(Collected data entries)
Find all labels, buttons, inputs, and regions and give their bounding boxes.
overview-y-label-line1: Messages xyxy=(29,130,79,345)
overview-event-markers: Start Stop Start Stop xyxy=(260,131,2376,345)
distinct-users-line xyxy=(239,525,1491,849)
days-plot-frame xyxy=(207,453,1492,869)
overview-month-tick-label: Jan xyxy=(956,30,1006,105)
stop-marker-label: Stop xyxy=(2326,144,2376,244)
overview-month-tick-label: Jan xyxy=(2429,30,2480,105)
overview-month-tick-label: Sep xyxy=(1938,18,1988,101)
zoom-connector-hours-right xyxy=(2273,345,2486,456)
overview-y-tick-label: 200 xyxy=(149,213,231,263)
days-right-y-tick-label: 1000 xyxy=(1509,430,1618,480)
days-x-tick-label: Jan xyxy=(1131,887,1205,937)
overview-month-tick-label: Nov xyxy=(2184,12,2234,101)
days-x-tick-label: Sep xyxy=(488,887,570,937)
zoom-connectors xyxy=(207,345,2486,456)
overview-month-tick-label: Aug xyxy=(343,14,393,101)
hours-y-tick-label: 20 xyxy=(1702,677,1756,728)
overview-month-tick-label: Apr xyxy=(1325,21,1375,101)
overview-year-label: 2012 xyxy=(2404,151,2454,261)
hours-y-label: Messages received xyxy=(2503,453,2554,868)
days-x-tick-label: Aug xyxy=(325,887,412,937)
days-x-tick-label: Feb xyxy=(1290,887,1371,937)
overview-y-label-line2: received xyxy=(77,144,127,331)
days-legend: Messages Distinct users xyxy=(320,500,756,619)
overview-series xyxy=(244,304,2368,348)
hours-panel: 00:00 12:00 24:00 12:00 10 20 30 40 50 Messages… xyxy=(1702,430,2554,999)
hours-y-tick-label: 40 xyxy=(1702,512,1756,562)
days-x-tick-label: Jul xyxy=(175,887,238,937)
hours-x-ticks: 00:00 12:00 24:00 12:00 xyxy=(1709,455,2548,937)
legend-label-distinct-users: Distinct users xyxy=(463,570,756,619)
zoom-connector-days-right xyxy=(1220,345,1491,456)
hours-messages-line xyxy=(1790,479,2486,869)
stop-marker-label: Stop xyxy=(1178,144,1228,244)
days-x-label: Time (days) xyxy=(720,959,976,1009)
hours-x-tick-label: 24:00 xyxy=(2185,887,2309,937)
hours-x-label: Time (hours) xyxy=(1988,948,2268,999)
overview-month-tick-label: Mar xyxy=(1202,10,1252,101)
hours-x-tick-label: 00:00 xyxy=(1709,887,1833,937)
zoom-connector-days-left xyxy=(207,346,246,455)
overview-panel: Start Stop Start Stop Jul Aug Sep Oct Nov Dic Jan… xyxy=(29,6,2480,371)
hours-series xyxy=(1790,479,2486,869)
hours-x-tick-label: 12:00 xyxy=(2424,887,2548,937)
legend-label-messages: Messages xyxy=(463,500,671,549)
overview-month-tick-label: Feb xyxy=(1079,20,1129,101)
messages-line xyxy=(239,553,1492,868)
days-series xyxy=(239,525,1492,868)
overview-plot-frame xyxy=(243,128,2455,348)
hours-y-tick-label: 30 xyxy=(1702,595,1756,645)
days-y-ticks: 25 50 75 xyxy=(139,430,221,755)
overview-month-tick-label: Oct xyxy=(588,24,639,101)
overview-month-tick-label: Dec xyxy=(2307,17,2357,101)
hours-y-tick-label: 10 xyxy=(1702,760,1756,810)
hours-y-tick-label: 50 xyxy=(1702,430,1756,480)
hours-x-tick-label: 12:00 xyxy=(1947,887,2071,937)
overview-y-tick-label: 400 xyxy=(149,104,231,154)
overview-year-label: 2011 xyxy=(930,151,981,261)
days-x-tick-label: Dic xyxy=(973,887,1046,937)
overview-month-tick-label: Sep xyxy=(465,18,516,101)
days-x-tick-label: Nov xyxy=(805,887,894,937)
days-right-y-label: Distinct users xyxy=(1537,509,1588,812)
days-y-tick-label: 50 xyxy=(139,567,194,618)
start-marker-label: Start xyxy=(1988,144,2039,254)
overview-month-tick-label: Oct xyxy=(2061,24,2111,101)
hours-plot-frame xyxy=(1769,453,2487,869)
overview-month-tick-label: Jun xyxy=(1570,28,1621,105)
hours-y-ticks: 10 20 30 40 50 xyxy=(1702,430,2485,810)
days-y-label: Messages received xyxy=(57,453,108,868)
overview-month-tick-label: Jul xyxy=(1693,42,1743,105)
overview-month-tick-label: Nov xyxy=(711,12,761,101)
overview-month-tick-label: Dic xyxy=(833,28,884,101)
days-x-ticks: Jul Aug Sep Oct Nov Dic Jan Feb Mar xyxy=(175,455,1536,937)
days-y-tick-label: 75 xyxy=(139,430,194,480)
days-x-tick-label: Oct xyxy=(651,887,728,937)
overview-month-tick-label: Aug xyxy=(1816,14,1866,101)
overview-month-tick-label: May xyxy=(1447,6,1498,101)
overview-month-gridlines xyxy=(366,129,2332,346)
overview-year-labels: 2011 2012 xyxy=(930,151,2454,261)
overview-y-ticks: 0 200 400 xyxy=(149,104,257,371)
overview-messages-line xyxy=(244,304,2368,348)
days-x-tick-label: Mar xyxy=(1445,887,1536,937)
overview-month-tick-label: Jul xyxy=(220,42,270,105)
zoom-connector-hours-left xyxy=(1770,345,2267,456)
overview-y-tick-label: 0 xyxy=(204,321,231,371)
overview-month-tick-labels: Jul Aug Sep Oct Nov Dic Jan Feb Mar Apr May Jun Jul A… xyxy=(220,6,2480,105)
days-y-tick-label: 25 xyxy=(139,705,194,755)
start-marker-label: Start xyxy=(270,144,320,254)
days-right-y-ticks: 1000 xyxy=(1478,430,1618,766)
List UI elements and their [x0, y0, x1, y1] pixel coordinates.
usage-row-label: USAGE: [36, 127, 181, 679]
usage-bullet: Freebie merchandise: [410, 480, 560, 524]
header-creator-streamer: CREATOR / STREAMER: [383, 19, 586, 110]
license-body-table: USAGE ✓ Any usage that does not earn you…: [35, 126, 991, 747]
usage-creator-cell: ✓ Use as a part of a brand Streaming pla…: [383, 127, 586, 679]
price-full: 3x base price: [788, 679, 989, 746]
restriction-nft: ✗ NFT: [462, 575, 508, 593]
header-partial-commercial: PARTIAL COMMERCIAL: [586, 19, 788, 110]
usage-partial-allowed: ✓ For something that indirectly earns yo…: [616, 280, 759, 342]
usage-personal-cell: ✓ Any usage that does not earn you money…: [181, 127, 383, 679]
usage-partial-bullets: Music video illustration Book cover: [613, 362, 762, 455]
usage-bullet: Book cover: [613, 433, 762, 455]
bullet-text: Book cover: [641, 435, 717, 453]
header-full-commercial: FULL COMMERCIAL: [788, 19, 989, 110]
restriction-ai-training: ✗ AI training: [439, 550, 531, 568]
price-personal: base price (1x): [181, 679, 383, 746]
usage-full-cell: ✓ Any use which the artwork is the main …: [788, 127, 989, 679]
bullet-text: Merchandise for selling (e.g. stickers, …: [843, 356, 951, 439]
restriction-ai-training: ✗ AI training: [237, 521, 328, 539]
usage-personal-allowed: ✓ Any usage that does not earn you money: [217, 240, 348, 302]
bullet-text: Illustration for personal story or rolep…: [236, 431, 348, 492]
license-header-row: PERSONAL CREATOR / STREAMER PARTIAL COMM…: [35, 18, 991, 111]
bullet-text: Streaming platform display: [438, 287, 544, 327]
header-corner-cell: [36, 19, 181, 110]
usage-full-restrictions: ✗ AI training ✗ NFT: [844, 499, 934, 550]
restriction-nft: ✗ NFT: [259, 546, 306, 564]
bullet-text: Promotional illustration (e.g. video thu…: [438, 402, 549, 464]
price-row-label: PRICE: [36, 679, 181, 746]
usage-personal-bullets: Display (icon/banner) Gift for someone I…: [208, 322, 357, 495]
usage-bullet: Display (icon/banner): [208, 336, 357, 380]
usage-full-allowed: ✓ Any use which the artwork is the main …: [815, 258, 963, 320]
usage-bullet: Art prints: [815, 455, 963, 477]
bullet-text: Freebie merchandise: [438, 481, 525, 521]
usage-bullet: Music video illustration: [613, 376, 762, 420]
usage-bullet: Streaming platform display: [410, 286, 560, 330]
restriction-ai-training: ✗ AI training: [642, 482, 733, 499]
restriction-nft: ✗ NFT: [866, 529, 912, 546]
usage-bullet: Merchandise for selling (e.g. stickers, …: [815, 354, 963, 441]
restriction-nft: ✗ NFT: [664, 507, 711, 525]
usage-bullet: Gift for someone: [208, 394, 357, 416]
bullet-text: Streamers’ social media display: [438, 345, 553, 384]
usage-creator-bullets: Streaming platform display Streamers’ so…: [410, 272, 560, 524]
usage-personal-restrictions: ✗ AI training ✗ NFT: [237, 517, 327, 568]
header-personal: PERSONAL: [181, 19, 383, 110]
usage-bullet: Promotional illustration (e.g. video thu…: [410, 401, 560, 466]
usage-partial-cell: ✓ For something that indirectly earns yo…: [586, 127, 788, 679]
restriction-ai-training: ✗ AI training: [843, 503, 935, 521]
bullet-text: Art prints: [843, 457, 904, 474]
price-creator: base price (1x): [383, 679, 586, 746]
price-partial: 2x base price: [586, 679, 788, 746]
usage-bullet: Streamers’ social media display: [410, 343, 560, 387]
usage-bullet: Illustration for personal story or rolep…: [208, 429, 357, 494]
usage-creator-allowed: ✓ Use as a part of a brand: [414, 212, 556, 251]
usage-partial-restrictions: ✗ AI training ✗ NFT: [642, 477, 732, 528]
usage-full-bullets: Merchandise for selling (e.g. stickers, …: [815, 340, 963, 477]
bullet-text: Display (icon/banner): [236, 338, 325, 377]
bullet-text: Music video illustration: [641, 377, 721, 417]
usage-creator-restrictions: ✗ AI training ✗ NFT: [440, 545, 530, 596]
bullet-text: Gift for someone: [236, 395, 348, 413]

§ **TASK TO COMPLETE**
Convert the stretch of data above, from its first line through the line that contains "overview-month-tick-label: Jan xyxy=(2429,30,2480,105)", into a numbered list, leaving out any blank lines.

§ **REPLY**
1. Find all labels, buttons, inputs, and regions and give their bounding boxes.
2. overview-y-label-line1: Messages xyxy=(29,130,79,345)
3. overview-event-markers: Start Stop Start Stop xyxy=(260,131,2376,345)
4. distinct-users-line xyxy=(239,525,1491,849)
5. days-plot-frame xyxy=(207,453,1492,869)
6. overview-month-tick-label: Jan xyxy=(956,30,1006,105)
7. stop-marker-label: Stop xyxy=(2326,144,2376,244)
8. overview-month-tick-label: Jan xyxy=(2429,30,2480,105)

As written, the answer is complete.